Task to carry out
Can you recast every line of the material below as a JSON list of strings, one string per line, with blank lines left out?

Extracted data
START

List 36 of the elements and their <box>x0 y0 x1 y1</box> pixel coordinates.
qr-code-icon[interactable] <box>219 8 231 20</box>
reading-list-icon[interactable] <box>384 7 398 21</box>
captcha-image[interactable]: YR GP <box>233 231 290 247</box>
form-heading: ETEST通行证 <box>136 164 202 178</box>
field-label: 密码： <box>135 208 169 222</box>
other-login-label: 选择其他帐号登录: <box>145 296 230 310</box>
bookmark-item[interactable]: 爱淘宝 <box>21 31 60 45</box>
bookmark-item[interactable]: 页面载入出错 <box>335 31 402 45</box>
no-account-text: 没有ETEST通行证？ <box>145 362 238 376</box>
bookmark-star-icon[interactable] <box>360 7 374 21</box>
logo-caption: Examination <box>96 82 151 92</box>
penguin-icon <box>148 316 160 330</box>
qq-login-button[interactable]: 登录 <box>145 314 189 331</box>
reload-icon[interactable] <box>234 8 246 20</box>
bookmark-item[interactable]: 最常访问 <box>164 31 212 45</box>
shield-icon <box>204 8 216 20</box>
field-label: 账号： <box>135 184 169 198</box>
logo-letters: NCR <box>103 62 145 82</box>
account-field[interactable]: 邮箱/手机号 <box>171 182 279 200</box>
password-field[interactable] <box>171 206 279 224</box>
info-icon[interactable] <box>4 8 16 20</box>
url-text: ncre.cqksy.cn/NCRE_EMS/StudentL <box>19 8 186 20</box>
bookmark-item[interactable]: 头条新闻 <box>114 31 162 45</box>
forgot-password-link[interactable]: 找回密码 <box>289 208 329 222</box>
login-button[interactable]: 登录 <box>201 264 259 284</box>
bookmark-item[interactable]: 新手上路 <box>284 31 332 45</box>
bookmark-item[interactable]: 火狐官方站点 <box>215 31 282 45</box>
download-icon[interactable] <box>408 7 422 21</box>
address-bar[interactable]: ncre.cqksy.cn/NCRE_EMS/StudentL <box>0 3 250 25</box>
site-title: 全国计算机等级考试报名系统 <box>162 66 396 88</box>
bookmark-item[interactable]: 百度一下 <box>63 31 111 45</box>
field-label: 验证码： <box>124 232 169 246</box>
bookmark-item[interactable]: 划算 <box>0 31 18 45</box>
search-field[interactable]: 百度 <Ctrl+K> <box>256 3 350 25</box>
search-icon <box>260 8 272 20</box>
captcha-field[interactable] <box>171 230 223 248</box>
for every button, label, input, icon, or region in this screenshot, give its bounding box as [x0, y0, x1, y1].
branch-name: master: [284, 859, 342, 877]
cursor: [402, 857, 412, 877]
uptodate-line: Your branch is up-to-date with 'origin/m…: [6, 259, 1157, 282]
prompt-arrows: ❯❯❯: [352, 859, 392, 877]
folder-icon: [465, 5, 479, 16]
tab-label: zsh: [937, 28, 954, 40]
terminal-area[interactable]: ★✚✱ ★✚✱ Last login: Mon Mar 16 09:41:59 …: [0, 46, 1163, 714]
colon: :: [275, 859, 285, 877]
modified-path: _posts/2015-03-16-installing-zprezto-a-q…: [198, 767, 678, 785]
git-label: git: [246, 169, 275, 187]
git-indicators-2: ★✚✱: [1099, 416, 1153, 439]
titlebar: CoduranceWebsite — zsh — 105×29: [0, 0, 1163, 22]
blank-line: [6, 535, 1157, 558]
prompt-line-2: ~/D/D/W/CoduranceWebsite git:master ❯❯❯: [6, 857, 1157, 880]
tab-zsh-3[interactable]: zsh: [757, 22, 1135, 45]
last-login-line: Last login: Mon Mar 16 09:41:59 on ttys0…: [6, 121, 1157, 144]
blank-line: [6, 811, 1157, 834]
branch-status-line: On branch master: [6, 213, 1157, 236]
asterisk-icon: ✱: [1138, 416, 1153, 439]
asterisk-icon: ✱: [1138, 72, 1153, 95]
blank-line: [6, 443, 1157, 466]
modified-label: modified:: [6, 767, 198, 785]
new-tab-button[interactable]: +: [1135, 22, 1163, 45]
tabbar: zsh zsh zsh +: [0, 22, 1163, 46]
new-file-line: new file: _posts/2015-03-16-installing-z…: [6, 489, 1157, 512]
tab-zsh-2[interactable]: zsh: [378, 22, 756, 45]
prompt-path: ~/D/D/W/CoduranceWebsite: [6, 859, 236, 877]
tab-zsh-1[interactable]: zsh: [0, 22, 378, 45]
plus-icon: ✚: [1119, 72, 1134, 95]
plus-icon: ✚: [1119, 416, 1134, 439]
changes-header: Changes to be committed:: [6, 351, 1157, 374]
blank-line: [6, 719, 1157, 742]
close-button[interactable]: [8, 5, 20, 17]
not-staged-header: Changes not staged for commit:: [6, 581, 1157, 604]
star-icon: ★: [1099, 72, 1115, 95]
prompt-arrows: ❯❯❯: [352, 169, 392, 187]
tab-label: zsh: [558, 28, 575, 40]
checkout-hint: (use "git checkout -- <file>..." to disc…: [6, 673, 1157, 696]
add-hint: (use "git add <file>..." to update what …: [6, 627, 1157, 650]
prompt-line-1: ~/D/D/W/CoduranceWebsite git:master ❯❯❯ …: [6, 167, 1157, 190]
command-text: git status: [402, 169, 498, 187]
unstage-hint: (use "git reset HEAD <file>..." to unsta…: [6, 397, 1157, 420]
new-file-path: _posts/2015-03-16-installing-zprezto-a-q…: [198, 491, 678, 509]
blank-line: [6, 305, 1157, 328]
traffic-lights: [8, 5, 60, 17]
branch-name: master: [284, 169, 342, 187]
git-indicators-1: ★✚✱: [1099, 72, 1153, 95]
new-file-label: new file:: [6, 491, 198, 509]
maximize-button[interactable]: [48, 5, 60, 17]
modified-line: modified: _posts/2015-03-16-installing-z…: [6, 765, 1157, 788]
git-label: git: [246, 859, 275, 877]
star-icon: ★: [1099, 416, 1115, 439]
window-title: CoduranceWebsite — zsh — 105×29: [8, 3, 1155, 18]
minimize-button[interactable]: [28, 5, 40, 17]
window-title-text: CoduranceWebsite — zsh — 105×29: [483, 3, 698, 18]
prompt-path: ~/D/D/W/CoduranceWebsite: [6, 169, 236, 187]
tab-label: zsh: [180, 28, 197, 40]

END

Output below
[
  "List 36 of the elements and their <box>x0 y0 x1 y1</box> pixel coordinates.",
  "qr-code-icon[interactable] <box>219 8 231 20</box>",
  "reading-list-icon[interactable] <box>384 7 398 21</box>",
  "captcha-image[interactable]: YR GP <box>233 231 290 247</box>",
  "form-heading: ETEST通行证 <box>136 164 202 178</box>",
  "field-label: 密码： <box>135 208 169 222</box>",
  "other-login-label: 选择其他帐号登录: <box>145 296 230 310</box>",
  "bookmark-item[interactable]: 爱淘宝 <box>21 31 60 45</box>",
  "bookmark-item[interactable]: 页面载入出错 <box>335 31 402 45</box>",
  "no-account-text: 没有ETEST通行证？ <box>145 362 238 376</box>",
  "bookmark-star-icon[interactable] <box>360 7 374 21</box>",
  "logo-caption: Examination <box>96 82 151 92</box>",
  "penguin-icon <box>148 316 160 330</box>",
  "qq-login-button[interactable]: 登录 <box>145 314 189 331</box>",
  "reload-icon[interactable] <box>234 8 246 20</box>",
  "bookmark-item[interactable]: 最常访问 <box>164 31 212 45</box>",
  "shield-icon <box>204 8 216 20</box>",
  "field-label: 账号： <box>135 184 169 198</box>",
  "logo-letters: NCR <box>103 62 145 82</box>",
  "account-field[interactable]: 邮箱/手机号 <box>171 182 279 200</box>",
  "password-field[interactable] <box>171 206 279 224</box>",
  "info-icon[interactable] <box>4 8 16 20</box>",
  "url-text: ncre.cqksy.cn/NCRE_EMS/StudentL <box>19 8 186 20</box>",
  "bookmark-item[interactable]: 头条新闻 <box>114 31 162 45</box>",
  "forgot-password-link[interactable]: 找回密码 <box>289 208 329 222</box>",
  "login-button[interactable]: 登录 <box>201 264 259 284</box>",
  "bookmark-item[interactable]: 新手上路 <box>284 31 332 45</box>",
  "bookmark-item[interactable]: 火狐官方站点 <box>215 31 282 45</box>",
  "download-icon[interactable] <box>408 7 422 21</box>",
  "address-bar[interactable]: ncre.cqksy.cn/NCRE_EMS/StudentL <box>0 3 250 25</box>",
  "site-title: 全国计算机等级考试报名系统 <box>162 66 396 88</box>",
  "bookmark-item[interactable]: 百度一下 <box>63 31 111 45</box>",
  "field-label: 验证码： <box>124 232 169 246</box>",
  "bookmark-item[interactable]: 划算 <box>0 31 18 45</box>",
  "search-field[interactable]: 百度 <Ctrl+K> <box>256 3 350 25</box>",
  "search-icon <box>260 8 272 20</box>",
  "captcha-field[interactable] <box>171 230 223 248</box>",
  "for every button, label, input, icon, or region in this screenshot, give its bounding box as [x0, y0, x1, y1].",
  "branch-name: master: [284, 859, 342, 877]",
  "cursor: [402, 857, 412, 877]",
  "uptodate-line: Your branch is up-to-date with 'origin/m…: [6, 259, 1157, 282]",
  "prompt-arrows: ❯❯❯: [352, 859, 392, 877]",
  "folder-icon: [465, 5, 479, 16]",
  "tab-label: zsh: [937, 28, 954, 40]",
  "terminal-area[interactable]: ★✚✱ ★✚✱ Last login: Mon Mar 16 09:41:59 …: [0, 46, 1163, 714]",
  "colon: :: [275, 859, 285, 877]",
  "modified-path: _posts/2015-03-16-installing-zprezto-a-q…: [198, 767, 678, 785]",
  "git-label: git: [246, 169, 275, 187]",
  "git-indicators-2: ★✚✱: [1099, 416, 1153, 439]",
  "titlebar: CoduranceWebsite — zsh — 105×29: [0, 0, 1163, 22]",
  "blank-line: [6, 535, 1157, 558]",
  "prompt-line-2: ~/D/D/W/CoduranceWebsite git:master ❯❯❯: [6, 857, 1157, 880]",
  "tab-zsh-3[interactable]: zsh: [757, 22, 1135, 45]",
  "last-login-line: Last login: Mon Mar 16 09:41:59 on ttys0…: [6, 121, 1157, 144]",
  "blank-line: [6, 811, 1157, 834]",
  "branch-status-line: On branch master: [6, 213, 1157, 236]",
  "asterisk-icon: ✱: [1138, 416, 1153, 439]",
  "asterisk-icon: ✱: [1138, 72, 1153, 95]",
  "blank-line: [6, 443, 1157, 466]",
  "modified-label: modified:: [6, 767, 198, 785]",
  "new-tab-button[interactable]: +: [1135, 22, 1163, 45]",
  "tabbar: zsh zsh zsh +: [0, 22, 1163, 46]",
  "new-file-line: new file: _posts/2015-03-16-installing-z…: [6, 489, 1157, 512]",
  "tab-zsh-2[interactable]: zsh: [378, 22, 756, 45]",
  "prompt-path: ~/D/D/W/CoduranceWebsite: [6, 859, 236, 877]",
  "tab-zsh-1[interactable]: zsh: [0, 22, 378, 45]",
  "plus-icon: ✚: [1119, 72, 1134, 95]",
  "plus-icon: ✚: [1119, 416, 1134, 439]",
  "changes-header: Changes to be committed:: [6, 351, 1157, 374]",
  "blank-line: [6, 719, 1157, 742]",
  "close-button[interactable]: [8, 5, 20, 17]",
  "not-staged-header: Changes not staged for commit:: [6, 581, 1157, 604]",
  "star-icon: ★: [1099, 72, 1115, 95]",
  "prompt-arrows: ❯❯❯: [352, 169, 392, 187]",
  "tab-label: zsh: [558, 28, 575, 40]",
  "checkout-hint: (use \"git checkout -- <file>...\" to disc…: [6, 673, 1157, 696]",
  "add-hint: (use \"git add <file>...\" to update what …: [6, 627, 1157, 650]",
  "prompt-line-1: ~/D/D/W/CoduranceWebsite git:master ❯❯❯ …: [6, 167, 1157, 190]",
  "command-text: git status: [402, 169, 498, 187]",
  "unstage-hint: (use \"git reset HEAD <file>...\" to unsta…: [6, 397, 1157, 420]",
  "new-file-path: _posts/2015-03-16-installing-zprezto-a-q…: [198, 491, 678, 509]",
  "blank-line: [6, 305, 1157, 328]",
  "traffic-lights: [8, 5, 60, 17]",
  "branch-name: master: [284, 169, 342, 187]",
  "git-indicators-1: ★✚✱: [1099, 72, 1153, 95]",
  "new-file-label: new file:: [6, 491, 198, 509]",
  "maximize-button[interactable]: [48, 5, 60, 17]",
  "modified-line: modified: _posts/2015-03-16-installing-z…: [6, 765, 1157, 788]",
  "git-label: git: [246, 859, 275, 877]",
  "star-icon: ★: [1099, 416, 1115, 439]",
  "window-title: CoduranceWebsite — zsh — 105×29: [8, 3, 1155, 18]",
  "minimize-button[interactable]: [28, 5, 40, 17]",
  "window-title-text: CoduranceWebsite — zsh — 105×29: [483, 3, 698, 18]",
  "prompt-path: ~/D/D/W/CoduranceWebsite: [6, 169, 236, 187]",
  "tab-label: zsh: [180, 28, 197, 40]"
]